**TASK STATEMENT:** Transcribe the records that follow exactly. Skip the pictures.

++++

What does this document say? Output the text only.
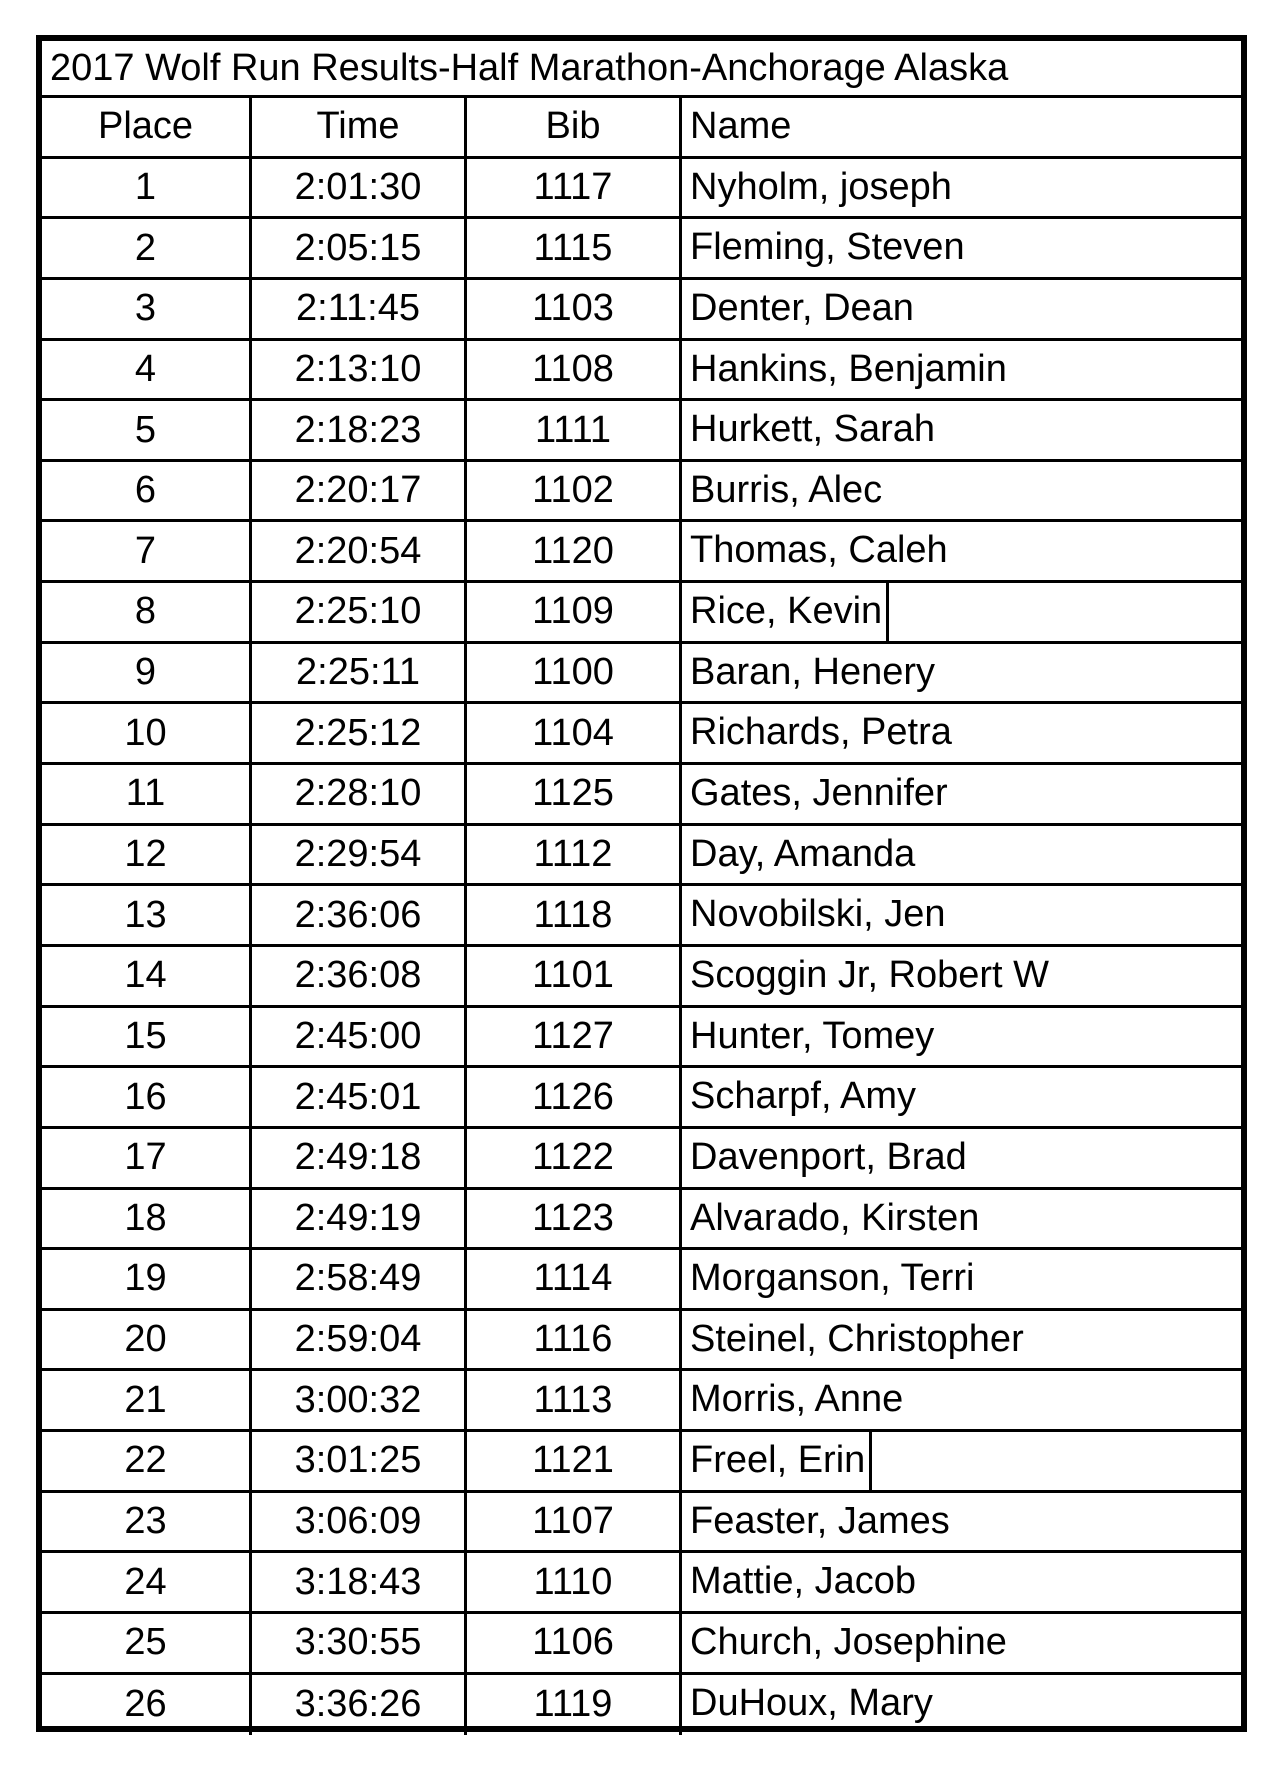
2017 Wolf Run Results-Half Marathon-Anchorage Alaska
Place	Time	Bib	Name
1	2:01:30	1117	Nyholm, joseph
2	2:05:15	1115	Fleming, Steven
3	2:11:45	1103	Denter, Dean
4	2:13:10	1108	Hankins, Benjamin
5	2:18:23	1111	Hurkett, Sarah
6	2:20:17	1102	Burris, Alec
7	2:20:54	1120	Thomas, Caleh
8	2:25:10	1109	Rice, Kevin
9	2:25:11	1100	Baran, Henery
10	2:25:12	1104	Richards, Petra
11	2:28:10	1125	Gates, Jennifer
12	2:29:54	1112	Day, Amanda
13	2:36:06	1118	Novobilski, Jen
14	2:36:08	1101	Scoggin Jr, Robert W
15	2:45:00	1127	Hunter, Tomey
16	2:45:01	1126	Scharpf, Amy
17	2:49:18	1122	Davenport, Brad
18	2:49:19	1123	Alvarado, Kirsten
19	2:58:49	1114	Morganson, Terri
20	2:59:04	1116	Steinel, Christopher
21	3:00:32	1113	Morris, Anne
22	3:01:25	1121	Freel, Erin
23	3:06:09	1107	Feaster, James
24	3:18:43	1110	Mattie, Jacob
25	3:30:55	1106	Church, Josephine
26	3:36:26	1119	DuHoux, Mary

++++

**THE RESULT:**
What does this document say? Output the text only.
2017 Wolf Run Results-Half Marathon-Anchorage Alaska
Place	Time	Bib	Name
1	2:01:30	1117	Nyholm, joseph
2	2:05:15	1115	Fleming, Steven
3	2:11:45	1103	Denter, Dean
4	2:13:10	1108	Hankins, Benjamin
5	2:18:23	1111	Hurkett, Sarah
6	2:20:17	1102	Burris, Alec
7	2:20:54	1120	Thomas, Caleh
8	2:25:10	1109	Rice, Kevin
9	2:25:11	1100	Baran, Henery
10	2:25:12	1104	Richards, Petra
11	2:28:10	1125	Gates, Jennifer
12	2:29:54	1112	Day, Amanda
13	2:36:06	1118	Novobilski, Jen
14	2:36:08	1101	Scoggin Jr, Robert W
15	2:45:00	1127	Hunter, Tomey
16	2:45:01	1126	Scharpf, Amy
17	2:49:18	1122	Davenport, Brad
18	2:49:19	1123	Alvarado, Kirsten
19	2:58:49	1114	Morganson, Terri
20	2:59:04	1116	Steinel, Christopher
21	3:00:32	1113	Morris, Anne
22	3:01:25	1121	Freel, Erin
23	3:06:09	1107	Feaster, James
24	3:18:43	1110	Mattie, Jacob
25	3:30:55	1106	Church, Josephine
26	3:36:26	1119	DuHoux, Mary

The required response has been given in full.